Excerpts from a figure dataset
-.-.-

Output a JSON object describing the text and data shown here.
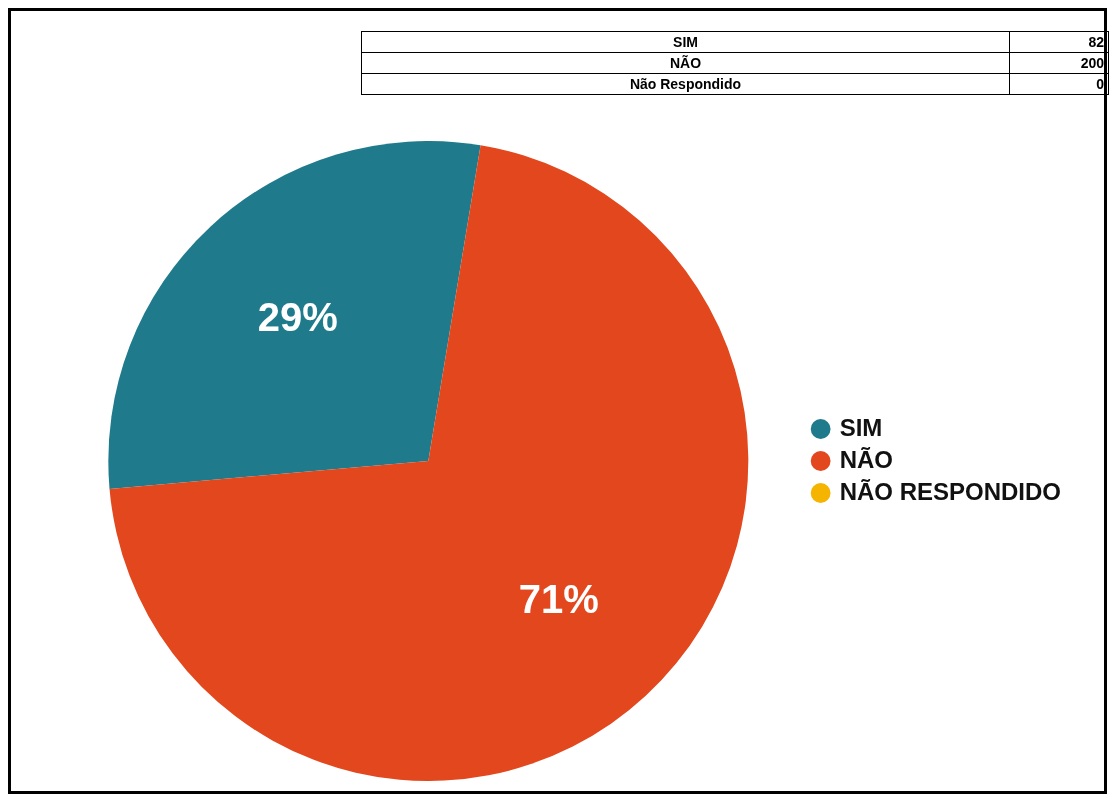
{
  "chart_data": {
    "type": "pie",
    "categories": [
      "SIM",
      "NÃO",
      "NÃO RESPONDIDO"
    ],
    "values": [
      29,
      71,
      0
    ],
    "colors": [
      "#1f7a8c",
      "#e2471d",
      "#f5b400"
    ],
    "value_labels": [
      "29%",
      "71%",
      null
    ],
    "annotations": [
      "SIM",
      "82",
      "NÃO",
      "200",
      "Não Respondido",
      "0"
    ],
    "legend": "right"
  }
}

-.-.-

» Directive
Pictures stay out; reproduce every line of the records exactly.

» Result
Output a JSON object describing the text and data shown here.
{
  "chart_data": {
    "type": "pie",
    "categories": [
      "SIM",
      "NÃO",
      "NÃO RESPONDIDO"
    ],
    "values": [
      29,
      71,
      0
    ],
    "colors": [
      "#1f7a8c",
      "#e2471d",
      "#f5b400"
    ],
    "value_labels": [
      "29%",
      "71%",
      null
    ],
    "annotations": [
      "SIM",
      "82",
      "NÃO",
      "200",
      "Não Respondido",
      "0"
    ],
    "legend": "right"
  }
}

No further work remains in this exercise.